## Work to be completed:
Among the entries that follow, how many lines contain the word "kunna"? Give the number alone.
━━━
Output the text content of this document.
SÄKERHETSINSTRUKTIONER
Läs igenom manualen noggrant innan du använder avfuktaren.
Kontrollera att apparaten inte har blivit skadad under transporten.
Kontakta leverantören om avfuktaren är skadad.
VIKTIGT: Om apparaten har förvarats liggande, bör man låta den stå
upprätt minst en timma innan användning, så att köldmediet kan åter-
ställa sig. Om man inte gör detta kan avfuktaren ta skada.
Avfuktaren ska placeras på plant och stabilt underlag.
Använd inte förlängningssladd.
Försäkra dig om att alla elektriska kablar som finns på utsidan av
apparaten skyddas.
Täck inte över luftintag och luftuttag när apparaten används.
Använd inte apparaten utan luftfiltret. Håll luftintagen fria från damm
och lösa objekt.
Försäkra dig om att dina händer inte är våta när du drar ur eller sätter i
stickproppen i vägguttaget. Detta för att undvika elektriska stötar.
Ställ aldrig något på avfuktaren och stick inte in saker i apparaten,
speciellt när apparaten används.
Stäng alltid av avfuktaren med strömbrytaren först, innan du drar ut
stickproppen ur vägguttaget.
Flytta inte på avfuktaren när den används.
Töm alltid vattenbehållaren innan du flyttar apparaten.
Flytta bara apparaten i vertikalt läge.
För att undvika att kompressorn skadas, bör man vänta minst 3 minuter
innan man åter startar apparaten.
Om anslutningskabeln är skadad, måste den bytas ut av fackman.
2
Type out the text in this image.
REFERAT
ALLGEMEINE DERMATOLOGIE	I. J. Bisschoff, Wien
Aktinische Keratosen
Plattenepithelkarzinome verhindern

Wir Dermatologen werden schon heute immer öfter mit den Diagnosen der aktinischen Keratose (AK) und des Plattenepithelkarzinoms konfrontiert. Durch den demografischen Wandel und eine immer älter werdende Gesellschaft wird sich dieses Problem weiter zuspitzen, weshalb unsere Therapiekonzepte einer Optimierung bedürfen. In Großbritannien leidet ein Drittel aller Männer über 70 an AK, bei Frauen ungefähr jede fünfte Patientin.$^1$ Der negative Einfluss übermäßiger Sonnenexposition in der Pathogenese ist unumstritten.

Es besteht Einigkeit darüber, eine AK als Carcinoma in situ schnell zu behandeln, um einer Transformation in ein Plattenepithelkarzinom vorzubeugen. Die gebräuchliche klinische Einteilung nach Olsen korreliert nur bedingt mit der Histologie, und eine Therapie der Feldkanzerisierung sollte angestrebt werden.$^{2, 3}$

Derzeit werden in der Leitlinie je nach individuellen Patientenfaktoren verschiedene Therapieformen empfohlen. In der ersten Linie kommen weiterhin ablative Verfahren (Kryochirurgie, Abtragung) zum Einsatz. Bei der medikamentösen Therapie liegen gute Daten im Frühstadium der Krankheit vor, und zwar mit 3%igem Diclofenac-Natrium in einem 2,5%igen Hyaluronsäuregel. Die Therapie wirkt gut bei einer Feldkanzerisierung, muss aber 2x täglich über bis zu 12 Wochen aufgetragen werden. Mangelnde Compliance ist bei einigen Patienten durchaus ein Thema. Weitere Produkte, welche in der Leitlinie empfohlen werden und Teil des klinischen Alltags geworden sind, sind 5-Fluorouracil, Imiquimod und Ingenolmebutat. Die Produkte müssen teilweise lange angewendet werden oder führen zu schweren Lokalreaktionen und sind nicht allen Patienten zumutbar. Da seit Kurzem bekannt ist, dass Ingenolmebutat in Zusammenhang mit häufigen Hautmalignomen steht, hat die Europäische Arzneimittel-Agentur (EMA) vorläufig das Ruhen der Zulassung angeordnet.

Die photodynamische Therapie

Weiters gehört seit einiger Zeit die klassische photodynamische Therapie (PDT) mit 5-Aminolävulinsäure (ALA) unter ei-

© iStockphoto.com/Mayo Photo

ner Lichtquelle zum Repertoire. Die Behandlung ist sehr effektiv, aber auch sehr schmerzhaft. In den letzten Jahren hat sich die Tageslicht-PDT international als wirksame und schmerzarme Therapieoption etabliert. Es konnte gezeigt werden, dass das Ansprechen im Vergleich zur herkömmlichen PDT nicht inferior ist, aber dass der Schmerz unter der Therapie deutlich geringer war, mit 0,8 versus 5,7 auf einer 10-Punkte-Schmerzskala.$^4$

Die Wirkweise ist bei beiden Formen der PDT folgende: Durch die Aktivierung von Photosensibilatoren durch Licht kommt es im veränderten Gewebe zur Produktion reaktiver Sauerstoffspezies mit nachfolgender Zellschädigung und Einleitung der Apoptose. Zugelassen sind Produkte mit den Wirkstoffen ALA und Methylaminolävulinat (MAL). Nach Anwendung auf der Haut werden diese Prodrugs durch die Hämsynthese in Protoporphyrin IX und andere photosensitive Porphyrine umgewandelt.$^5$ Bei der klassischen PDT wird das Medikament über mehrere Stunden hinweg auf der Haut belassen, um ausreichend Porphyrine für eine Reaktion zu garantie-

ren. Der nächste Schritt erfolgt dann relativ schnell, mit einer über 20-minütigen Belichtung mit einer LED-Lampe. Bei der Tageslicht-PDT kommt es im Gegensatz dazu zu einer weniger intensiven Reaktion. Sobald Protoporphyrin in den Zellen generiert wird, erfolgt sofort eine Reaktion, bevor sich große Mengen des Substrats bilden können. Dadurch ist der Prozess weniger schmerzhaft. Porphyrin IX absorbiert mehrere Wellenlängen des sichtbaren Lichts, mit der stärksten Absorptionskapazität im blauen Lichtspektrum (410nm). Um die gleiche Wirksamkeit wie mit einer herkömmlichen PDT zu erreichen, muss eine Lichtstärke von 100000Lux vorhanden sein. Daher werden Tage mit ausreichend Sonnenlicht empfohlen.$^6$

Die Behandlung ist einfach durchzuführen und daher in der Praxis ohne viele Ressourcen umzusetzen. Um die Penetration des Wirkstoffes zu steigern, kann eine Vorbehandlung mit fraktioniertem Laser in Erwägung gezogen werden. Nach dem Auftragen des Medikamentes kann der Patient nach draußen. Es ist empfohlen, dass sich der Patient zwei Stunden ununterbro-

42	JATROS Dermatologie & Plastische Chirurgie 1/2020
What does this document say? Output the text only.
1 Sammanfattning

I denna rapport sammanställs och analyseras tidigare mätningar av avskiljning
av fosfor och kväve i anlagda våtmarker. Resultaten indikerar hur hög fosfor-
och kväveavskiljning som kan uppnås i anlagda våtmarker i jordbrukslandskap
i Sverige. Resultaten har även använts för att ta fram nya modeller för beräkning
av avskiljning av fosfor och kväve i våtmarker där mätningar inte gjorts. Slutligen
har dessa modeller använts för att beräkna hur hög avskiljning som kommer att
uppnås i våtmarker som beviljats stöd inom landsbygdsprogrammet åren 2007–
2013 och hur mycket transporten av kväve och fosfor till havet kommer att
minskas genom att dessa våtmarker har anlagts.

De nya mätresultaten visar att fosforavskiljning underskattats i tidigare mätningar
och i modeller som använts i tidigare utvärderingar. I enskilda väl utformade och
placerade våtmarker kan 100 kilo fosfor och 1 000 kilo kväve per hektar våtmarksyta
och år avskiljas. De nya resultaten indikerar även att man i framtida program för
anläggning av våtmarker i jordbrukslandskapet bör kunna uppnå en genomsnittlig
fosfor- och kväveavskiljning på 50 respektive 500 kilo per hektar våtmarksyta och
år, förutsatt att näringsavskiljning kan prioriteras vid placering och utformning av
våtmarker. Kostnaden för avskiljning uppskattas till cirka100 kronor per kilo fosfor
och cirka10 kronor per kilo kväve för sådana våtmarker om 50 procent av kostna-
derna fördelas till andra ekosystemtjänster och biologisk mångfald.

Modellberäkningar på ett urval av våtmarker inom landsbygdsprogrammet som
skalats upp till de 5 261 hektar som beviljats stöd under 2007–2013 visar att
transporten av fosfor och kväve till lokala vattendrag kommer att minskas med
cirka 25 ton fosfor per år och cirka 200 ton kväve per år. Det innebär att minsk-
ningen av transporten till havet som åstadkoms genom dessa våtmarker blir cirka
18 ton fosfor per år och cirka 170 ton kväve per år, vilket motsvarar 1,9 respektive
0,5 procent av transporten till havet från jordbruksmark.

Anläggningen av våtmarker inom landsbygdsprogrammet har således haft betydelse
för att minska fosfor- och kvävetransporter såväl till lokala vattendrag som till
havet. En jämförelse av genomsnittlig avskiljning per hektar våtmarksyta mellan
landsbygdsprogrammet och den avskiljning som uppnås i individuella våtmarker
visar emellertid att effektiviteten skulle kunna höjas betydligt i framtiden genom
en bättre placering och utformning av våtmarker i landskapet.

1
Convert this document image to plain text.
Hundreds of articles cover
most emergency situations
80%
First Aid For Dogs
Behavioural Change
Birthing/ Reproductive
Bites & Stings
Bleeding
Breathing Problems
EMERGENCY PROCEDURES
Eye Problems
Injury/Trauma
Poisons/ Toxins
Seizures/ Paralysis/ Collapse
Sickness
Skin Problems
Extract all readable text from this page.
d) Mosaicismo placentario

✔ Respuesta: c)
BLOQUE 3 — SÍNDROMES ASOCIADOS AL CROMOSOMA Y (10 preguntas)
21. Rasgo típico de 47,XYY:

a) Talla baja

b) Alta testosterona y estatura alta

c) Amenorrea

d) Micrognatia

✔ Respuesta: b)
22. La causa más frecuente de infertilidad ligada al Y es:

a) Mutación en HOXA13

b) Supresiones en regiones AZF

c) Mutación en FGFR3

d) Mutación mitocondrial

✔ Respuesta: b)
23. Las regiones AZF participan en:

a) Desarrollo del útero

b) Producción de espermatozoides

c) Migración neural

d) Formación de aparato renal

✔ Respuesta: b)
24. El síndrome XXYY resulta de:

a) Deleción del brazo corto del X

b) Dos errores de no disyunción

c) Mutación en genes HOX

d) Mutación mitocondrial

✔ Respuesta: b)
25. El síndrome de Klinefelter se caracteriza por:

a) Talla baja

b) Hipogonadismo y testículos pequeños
━━━
## Task answer:
2